_Objective_
Transcribe all of the material exactly, except for its pictures.

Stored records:
****

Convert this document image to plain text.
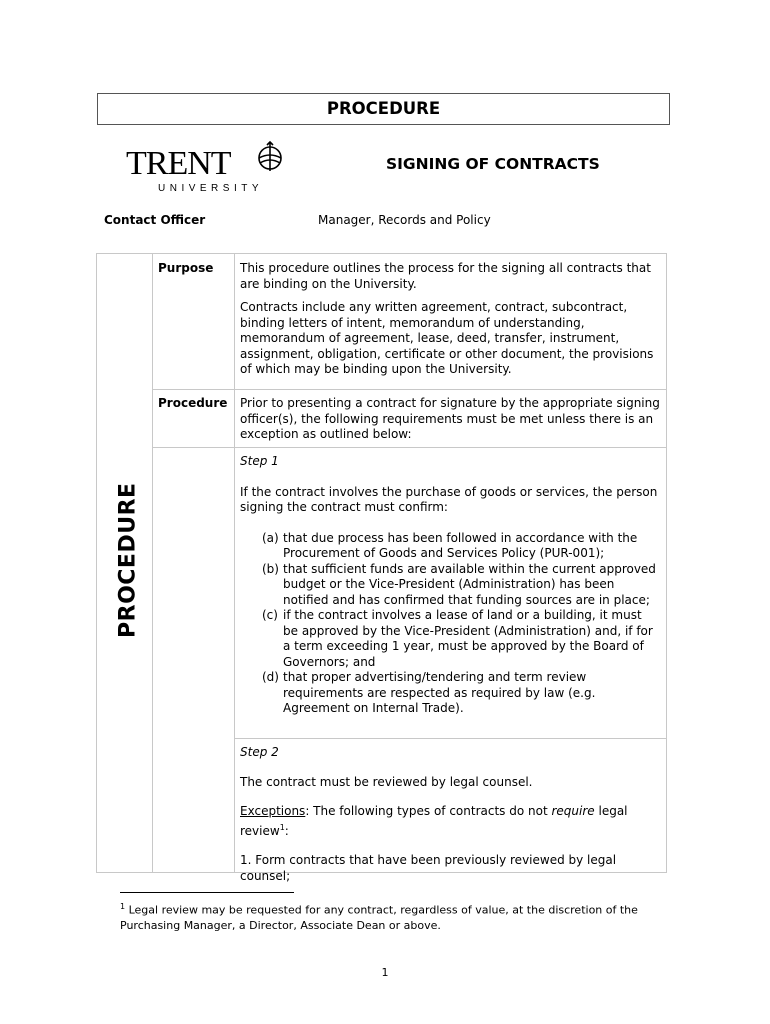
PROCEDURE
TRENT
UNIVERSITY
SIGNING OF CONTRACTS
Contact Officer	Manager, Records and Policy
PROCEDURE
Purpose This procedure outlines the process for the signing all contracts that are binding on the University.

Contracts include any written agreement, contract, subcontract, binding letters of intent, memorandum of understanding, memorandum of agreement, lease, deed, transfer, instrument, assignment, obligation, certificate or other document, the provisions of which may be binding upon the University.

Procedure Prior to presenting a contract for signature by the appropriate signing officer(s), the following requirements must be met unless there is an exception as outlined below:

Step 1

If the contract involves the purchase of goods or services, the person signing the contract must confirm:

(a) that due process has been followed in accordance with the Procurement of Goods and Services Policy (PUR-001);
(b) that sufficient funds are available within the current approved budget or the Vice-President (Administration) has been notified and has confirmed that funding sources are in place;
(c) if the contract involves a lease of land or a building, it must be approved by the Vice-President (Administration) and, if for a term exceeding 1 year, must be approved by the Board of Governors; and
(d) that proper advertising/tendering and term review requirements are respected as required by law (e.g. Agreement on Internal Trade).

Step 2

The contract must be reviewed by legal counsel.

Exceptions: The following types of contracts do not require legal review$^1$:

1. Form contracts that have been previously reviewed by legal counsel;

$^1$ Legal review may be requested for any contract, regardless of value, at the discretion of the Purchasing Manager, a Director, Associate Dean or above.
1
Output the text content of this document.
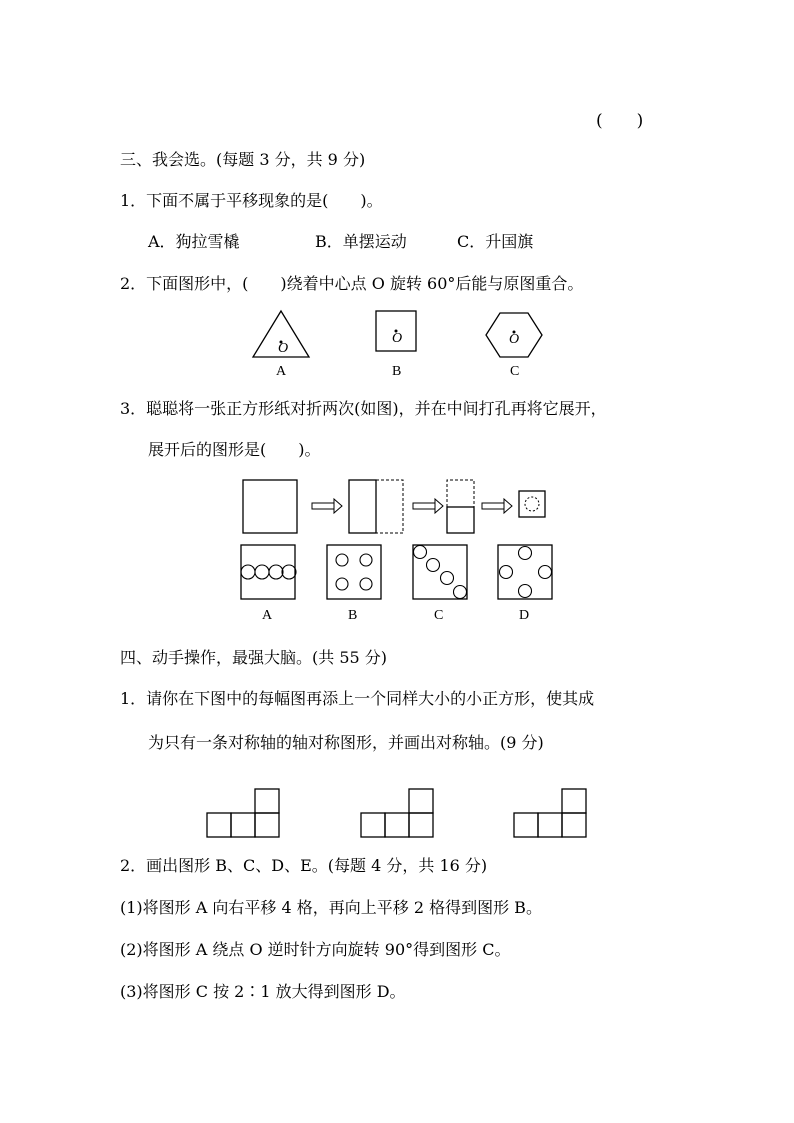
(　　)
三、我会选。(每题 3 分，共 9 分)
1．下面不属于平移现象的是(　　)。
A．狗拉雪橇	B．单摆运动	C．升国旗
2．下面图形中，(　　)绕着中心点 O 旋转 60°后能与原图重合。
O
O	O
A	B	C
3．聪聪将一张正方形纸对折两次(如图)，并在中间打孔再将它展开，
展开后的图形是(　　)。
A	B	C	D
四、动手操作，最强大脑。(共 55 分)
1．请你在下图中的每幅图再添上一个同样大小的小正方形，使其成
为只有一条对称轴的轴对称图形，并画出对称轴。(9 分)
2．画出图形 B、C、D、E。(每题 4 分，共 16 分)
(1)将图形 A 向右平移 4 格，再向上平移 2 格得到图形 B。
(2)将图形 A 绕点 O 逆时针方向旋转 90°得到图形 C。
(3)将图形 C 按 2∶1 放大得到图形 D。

****

_Complete answer_
Convert this document image to plain text.
PROCEDURE
TRENT
UNIVERSITY
SIGNING OF CONTRACTS
Contact Officer	Manager, Records and Policy
PROCEDURE
Purpose This procedure outlines the process for the signing all contracts that are binding on the University.

Contracts include any written agreement, contract, subcontract, binding letters of intent, memorandum of understanding, memorandum of agreement, lease, deed, transfer, instrument, assignment, obligation, certificate or other document, the provisions of which may be binding upon the University.

Procedure Prior to presenting a contract for signature by the appropriate signing officer(s), the following requirements must be met unless there is an exception as outlined below:

Step 1

If the contract involves the purchase of goods or services, the person signing the contract must confirm:

(a) that due process has been followed in accordance with the Procurement of Goods and Services Policy (PUR-001);
(b) that sufficient funds are available within the current approved budget or the Vice-President (Administration) has been notified and has confirmed that funding sources are in place;
(c) if the contract involves a lease of land or a building, it must be approved by the Vice-President (Administration) and, if for a term exceeding 1 year, must be approved by the Board of Governors; and
(d) that proper advertising/tendering and term review requirements are respected as required by law (e.g. Agreement on Internal Trade).

Step 2

The contract must be reviewed by legal counsel.

Exceptions: The following types of contracts do not require legal review$^1$:

1. Form contracts that have been previously reviewed by legal counsel;

$^1$ Legal review may be requested for any contract, regardless of value, at the discretion of the Purchasing Manager, a Director, Associate Dean or above.
1
Output the text content of this document.
(　　)
三、我会选。(每题 3 分，共 9 分)
1．下面不属于平移现象的是(　　)。
A．狗拉雪橇	B．单摆运动	C．升国旗
2．下面图形中，(　　)绕着中心点 O 旋转 60°后能与原图重合。
O
O	O
A	B	C
3．聪聪将一张正方形纸对折两次(如图)，并在中间打孔再将它展开，
展开后的图形是(　　)。
A	B	C	D
四、动手操作，最强大脑。(共 55 分)
1．请你在下图中的每幅图再添上一个同样大小的小正方形，使其成
为只有一条对称轴的轴对称图形，并画出对称轴。(9 分)
2．画出图形 B、C、D、E。(每题 4 分，共 16 分)
(1)将图形 A 向右平移 4 格，再向上平移 2 格得到图形 B。
(2)将图形 A 绕点 O 逆时针方向旋转 90°得到图形 C。
(3)将图形 C 按 2∶1 放大得到图形 D。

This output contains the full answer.